[Exercise]
Transcribe each line of the material as it is, and drop any picture.

[Provided records]
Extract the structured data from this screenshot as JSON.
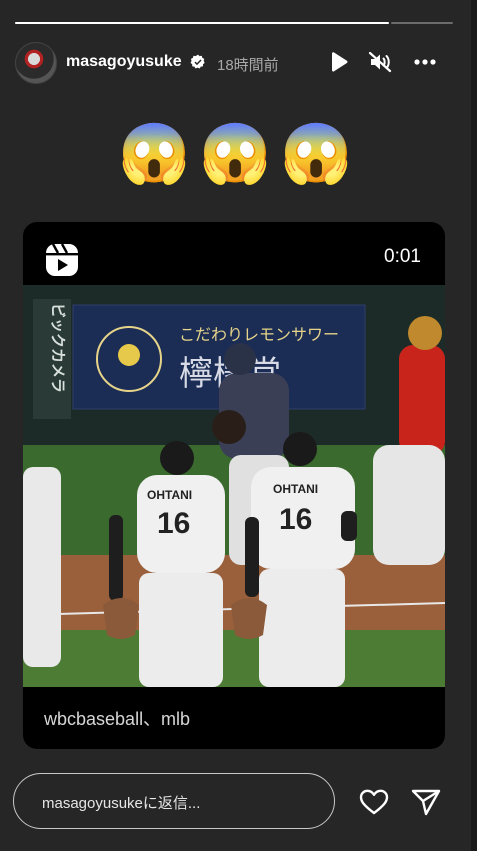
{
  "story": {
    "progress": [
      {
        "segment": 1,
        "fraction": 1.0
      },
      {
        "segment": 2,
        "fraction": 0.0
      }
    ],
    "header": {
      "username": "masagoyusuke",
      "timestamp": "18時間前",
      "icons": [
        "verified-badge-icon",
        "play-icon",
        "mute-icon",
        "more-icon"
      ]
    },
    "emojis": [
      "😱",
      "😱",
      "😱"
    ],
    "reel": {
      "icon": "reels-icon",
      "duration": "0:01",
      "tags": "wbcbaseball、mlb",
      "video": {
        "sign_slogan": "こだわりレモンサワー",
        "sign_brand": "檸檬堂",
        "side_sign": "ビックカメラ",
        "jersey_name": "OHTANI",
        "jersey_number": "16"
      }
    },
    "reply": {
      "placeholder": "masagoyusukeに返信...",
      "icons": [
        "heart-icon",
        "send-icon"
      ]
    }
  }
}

[Finished exercise]
Extract the structured data from this screenshot as JSON.
{
  "story": {
    "progress": [
      {
        "segment": 1,
        "fraction": 1.0
      },
      {
        "segment": 2,
        "fraction": 0.0
      }
    ],
    "header": {
      "username": "masagoyusuke",
      "timestamp": "18時間前",
      "icons": [
        "verified-badge-icon",
        "play-icon",
        "mute-icon",
        "more-icon"
      ]
    },
    "emojis": [
      "😱",
      "😱",
      "😱"
    ],
    "reel": {
      "icon": "reels-icon",
      "duration": "0:01",
      "tags": "wbcbaseball、mlb",
      "video": {
        "sign_slogan": "こだわりレモンサワー",
        "sign_brand": "檸檬堂",
        "side_sign": "ビックカメラ",
        "jersey_name": "OHTANI",
        "jersey_number": "16"
      }
    },
    "reply": {
      "placeholder": "masagoyusukeに返信...",
      "icons": [
        "heart-icon",
        "send-icon"
      ]
    }
  }
}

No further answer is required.